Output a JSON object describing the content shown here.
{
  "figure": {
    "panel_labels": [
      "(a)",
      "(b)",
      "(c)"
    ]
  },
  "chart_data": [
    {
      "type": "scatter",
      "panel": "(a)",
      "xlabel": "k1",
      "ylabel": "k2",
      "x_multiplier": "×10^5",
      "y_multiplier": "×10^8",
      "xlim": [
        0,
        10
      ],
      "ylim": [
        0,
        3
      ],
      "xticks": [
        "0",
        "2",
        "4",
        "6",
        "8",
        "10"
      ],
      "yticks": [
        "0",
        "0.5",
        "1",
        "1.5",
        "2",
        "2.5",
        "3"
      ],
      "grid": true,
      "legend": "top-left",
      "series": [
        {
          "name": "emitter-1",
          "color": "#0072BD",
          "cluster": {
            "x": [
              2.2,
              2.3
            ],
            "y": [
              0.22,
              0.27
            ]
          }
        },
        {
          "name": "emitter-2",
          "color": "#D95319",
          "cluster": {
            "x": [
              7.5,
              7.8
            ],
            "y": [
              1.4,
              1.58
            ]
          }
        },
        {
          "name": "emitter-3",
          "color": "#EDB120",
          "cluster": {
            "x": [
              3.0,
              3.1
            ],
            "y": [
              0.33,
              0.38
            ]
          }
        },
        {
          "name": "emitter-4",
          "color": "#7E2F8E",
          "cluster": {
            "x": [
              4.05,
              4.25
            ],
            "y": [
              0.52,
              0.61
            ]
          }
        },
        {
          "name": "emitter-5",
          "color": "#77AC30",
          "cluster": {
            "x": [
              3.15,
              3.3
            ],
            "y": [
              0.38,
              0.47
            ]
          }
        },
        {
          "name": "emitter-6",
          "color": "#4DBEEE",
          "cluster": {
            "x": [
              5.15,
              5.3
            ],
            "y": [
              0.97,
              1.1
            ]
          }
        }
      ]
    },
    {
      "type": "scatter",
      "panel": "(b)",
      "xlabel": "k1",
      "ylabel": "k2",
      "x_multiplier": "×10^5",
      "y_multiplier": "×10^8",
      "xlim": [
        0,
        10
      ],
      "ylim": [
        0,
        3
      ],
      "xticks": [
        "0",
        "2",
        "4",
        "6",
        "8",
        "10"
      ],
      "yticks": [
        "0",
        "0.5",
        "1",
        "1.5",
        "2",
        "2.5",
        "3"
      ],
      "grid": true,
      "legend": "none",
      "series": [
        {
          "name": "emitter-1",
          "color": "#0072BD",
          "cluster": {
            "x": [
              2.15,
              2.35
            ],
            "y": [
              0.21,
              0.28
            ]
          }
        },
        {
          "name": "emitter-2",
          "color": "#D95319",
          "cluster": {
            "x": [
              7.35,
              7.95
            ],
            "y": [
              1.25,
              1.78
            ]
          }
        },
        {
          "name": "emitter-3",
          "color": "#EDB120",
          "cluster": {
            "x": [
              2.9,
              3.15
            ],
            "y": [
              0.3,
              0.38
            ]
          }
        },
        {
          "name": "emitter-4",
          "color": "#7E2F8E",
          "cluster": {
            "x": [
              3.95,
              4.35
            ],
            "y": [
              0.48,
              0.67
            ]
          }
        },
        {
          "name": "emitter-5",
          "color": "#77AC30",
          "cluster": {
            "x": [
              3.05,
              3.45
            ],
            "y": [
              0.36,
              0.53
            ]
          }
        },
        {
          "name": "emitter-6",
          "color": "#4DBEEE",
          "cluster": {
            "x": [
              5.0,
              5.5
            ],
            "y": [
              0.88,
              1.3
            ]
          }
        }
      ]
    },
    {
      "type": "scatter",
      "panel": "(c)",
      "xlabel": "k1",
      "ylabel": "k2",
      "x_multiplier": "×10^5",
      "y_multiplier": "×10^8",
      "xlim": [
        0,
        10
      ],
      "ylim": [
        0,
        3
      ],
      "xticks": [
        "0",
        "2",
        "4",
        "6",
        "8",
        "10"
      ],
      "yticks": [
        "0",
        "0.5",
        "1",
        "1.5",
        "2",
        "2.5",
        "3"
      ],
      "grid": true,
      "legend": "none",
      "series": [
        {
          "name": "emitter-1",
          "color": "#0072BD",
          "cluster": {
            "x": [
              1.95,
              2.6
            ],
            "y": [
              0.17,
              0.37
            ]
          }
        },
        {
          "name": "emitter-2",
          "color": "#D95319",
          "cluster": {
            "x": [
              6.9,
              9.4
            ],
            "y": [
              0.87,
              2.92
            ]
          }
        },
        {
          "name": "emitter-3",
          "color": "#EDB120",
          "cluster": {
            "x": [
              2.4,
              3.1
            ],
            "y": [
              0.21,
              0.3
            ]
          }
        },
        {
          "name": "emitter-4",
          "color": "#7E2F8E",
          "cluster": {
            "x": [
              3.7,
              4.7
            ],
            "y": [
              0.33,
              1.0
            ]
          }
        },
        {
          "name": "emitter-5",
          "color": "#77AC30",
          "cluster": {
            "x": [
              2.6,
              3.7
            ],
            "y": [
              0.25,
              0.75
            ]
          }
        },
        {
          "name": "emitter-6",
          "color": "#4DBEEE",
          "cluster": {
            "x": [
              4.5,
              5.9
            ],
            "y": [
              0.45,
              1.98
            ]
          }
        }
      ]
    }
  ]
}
* * * * * * * * *
● What you have to do
Extract the data in full. Keep it word for word.

● Reply
Output a JSON object describing the content shown here.
{
  "figure": {
    "panel_labels": [
      "(a)",
      "(b)",
      "(c)"
    ]
  },
  "chart_data": [
    {
      "type": "scatter",
      "panel": "(a)",
      "xlabel": "k1",
      "ylabel": "k2",
      "x_multiplier": "×10^5",
      "y_multiplier": "×10^8",
      "xlim": [
        0,
        10
      ],
      "ylim": [
        0,
        3
      ],
      "xticks": [
        "0",
        "2",
        "4",
        "6",
        "8",
        "10"
      ],
      "yticks": [
        "0",
        "0.5",
        "1",
        "1.5",
        "2",
        "2.5",
        "3"
      ],
      "grid": true,
      "legend": "top-left",
      "series": [
        {
          "name": "emitter-1",
          "color": "#0072BD",
          "cluster": {
            "x": [
              2.2,
              2.3
            ],
            "y": [
              0.22,
              0.27
            ]
          }
        },
        {
          "name": "emitter-2",
          "color": "#D95319",
          "cluster": {
            "x": [
              7.5,
              7.8
            ],
            "y": [
              1.4,
              1.58
            ]
          }
        },
        {
          "name": "emitter-3",
          "color": "#EDB120",
          "cluster": {
            "x": [
              3.0,
              3.1
            ],
            "y": [
              0.33,
              0.38
            ]
          }
        },
        {
          "name": "emitter-4",
          "color": "#7E2F8E",
          "cluster": {
            "x": [
              4.05,
              4.25
            ],
            "y": [
              0.52,
              0.61
            ]
          }
        },
        {
          "name": "emitter-5",
          "color": "#77AC30",
          "cluster": {
            "x": [
              3.15,
              3.3
            ],
            "y": [
              0.38,
              0.47
            ]
          }
        },
        {
          "name": "emitter-6",
          "color": "#4DBEEE",
          "cluster": {
            "x": [
              5.15,
              5.3
            ],
            "y": [
              0.97,
              1.1
            ]
          }
        }
      ]
    },
    {
      "type": "scatter",
      "panel": "(b)",
      "xlabel": "k1",
      "ylabel": "k2",
      "x_multiplier": "×10^5",
      "y_multiplier": "×10^8",
      "xlim": [
        0,
        10
      ],
      "ylim": [
        0,
        3
      ],
      "xticks": [
        "0",
        "2",
        "4",
        "6",
        "8",
        "10"
      ],
      "yticks": [
        "0",
        "0.5",
        "1",
        "1.5",
        "2",
        "2.5",
        "3"
      ],
      "grid": true,
      "legend": "none",
      "series": [
        {
          "name": "emitter-1",
          "color": "#0072BD",
          "cluster": {
            "x": [
              2.15,
              2.35
            ],
            "y": [
              0.21,
              0.28
            ]
          }
        },
        {
          "name": "emitter-2",
          "color": "#D95319",
          "cluster": {
            "x": [
              7.35,
              7.95
            ],
            "y": [
              1.25,
              1.78
            ]
          }
        },
        {
          "name": "emitter-3",
          "color": "#EDB120",
          "cluster": {
            "x": [
              2.9,
              3.15
            ],
            "y": [
              0.3,
              0.38
            ]
          }
        },
        {
          "name": "emitter-4",
          "color": "#7E2F8E",
          "cluster": {
            "x": [
              3.95,
              4.35
            ],
            "y": [
              0.48,
              0.67
            ]
          }
        },
        {
          "name": "emitter-5",
          "color": "#77AC30",
          "cluster": {
            "x": [
              3.05,
              3.45
            ],
            "y": [
              0.36,
              0.53
            ]
          }
        },
        {
          "name": "emitter-6",
          "color": "#4DBEEE",
          "cluster": {
            "x": [
              5.0,
              5.5
            ],
            "y": [
              0.88,
              1.3
            ]
          }
        }
      ]
    },
    {
      "type": "scatter",
      "panel": "(c)",
      "xlabel": "k1",
      "ylabel": "k2",
      "x_multiplier": "×10^5",
      "y_multiplier": "×10^8",
      "xlim": [
        0,
        10
      ],
      "ylim": [
        0,
        3
      ],
      "xticks": [
        "0",
        "2",
        "4",
        "6",
        "8",
        "10"
      ],
      "yticks": [
        "0",
        "0.5",
        "1",
        "1.5",
        "2",
        "2.5",
        "3"
      ],
      "grid": true,
      "legend": "none",
      "series": [
        {
          "name": "emitter-1",
          "color": "#0072BD",
          "cluster": {
            "x": [
              1.95,
              2.6
            ],
            "y": [
              0.17,
              0.37
            ]
          }
        },
        {
          "name": "emitter-2",
          "color": "#D95319",
          "cluster": {
            "x": [
              6.9,
              9.4
            ],
            "y": [
              0.87,
              2.92
            ]
          }
        },
        {
          "name": "emitter-3",
          "color": "#EDB120",
          "cluster": {
            "x": [
              2.4,
              3.1
            ],
            "y": [
              0.21,
              0.3
            ]
          }
        },
        {
          "name": "emitter-4",
          "color": "#7E2F8E",
          "cluster": {
            "x": [
              3.7,
              4.7
            ],
            "y": [
              0.33,
              1.0
            ]
          }
        },
        {
          "name": "emitter-5",
          "color": "#77AC30",
          "cluster": {
            "x": [
              2.6,
              3.7
            ],
            "y": [
              0.25,
              0.75
            ]
          }
        },
        {
          "name": "emitter-6",
          "color": "#4DBEEE",
          "cluster": {
            "x": [
              4.5,
              5.9
            ],
            "y": [
              0.45,
              1.98
            ]
          }
        }
      ]
    }
  ]
}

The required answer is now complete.